### TASK OBJECTIVE
Copy out all of the material, matching it word for word.

Data entries
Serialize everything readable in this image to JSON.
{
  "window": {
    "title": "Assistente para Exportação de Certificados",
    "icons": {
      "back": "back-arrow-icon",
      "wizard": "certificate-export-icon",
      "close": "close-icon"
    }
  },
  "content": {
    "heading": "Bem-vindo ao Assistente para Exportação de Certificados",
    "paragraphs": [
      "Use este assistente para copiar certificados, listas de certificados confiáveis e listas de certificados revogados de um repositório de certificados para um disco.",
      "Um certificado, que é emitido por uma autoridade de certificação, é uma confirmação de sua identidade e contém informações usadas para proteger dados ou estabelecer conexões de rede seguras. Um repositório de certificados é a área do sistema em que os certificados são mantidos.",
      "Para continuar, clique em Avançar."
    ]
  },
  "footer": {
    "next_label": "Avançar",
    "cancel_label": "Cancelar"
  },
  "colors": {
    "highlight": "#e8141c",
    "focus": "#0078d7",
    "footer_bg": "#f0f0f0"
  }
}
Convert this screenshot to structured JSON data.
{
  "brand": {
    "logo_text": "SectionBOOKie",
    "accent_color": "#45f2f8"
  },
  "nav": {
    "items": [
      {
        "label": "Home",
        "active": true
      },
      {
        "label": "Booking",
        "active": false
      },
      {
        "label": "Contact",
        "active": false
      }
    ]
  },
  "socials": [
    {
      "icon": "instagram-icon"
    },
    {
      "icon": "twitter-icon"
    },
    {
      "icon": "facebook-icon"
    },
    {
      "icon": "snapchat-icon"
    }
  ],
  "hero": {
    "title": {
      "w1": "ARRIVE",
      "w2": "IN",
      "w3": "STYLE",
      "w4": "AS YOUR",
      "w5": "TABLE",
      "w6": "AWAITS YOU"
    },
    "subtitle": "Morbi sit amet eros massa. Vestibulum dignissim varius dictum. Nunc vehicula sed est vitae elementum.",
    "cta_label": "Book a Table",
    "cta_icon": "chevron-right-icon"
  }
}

### TASK SOLUTION
Serialize everything readable in this image to JSON.
{
  "window": {
    "title": "Assistente para Exportação de Certificados",
    "icons": {
      "back": "back-arrow-icon",
      "wizard": "certificate-export-icon",
      "close": "close-icon"
    }
  },
  "content": {
    "heading": "Bem-vindo ao Assistente para Exportação de Certificados",
    "paragraphs": [
      "Use este assistente para copiar certificados, listas de certificados confiáveis e listas de certificados revogados de um repositório de certificados para um disco.",
      "Um certificado, que é emitido por uma autoridade de certificação, é uma confirmação de sua identidade e contém informações usadas para proteger dados ou estabelecer conexões de rede seguras. Um repositório de certificados é a área do sistema em que os certificados são mantidos.",
      "Para continuar, clique em Avançar."
    ]
  },
  "footer": {
    "next_label": "Avançar",
    "cancel_label": "Cancelar"
  },
  "colors": {
    "highlight": "#e8141c",
    "focus": "#0078d7",
    "footer_bg": "#f0f0f0"
  }
}
Convert this screenshot to structured JSON data.
{
  "brand": {
    "logo_text": "SectionBOOKie",
    "accent_color": "#45f2f8"
  },
  "nav": {
    "items": [
      {
        "label": "Home",
        "active": true
      },
      {
        "label": "Booking",
        "active": false
      },
      {
        "label": "Contact",
        "active": false
      }
    ]
  },
  "socials": [
    {
      "icon": "instagram-icon"
    },
    {
      "icon": "twitter-icon"
    },
    {
      "icon": "facebook-icon"
    },
    {
      "icon": "snapchat-icon"
    }
  ],
  "hero": {
    "title": {
      "w1": "ARRIVE",
      "w2": "IN",
      "w3": "STYLE",
      "w4": "AS YOUR",
      "w5": "TABLE",
      "w6": "AWAITS YOU"
    },
    "subtitle": "Morbi sit amet eros massa. Vestibulum dignissim varius dictum. Nunc vehicula sed est vitae elementum.",
    "cta_label": "Book a Table",
    "cta_icon": "chevron-right-icon"
  }
}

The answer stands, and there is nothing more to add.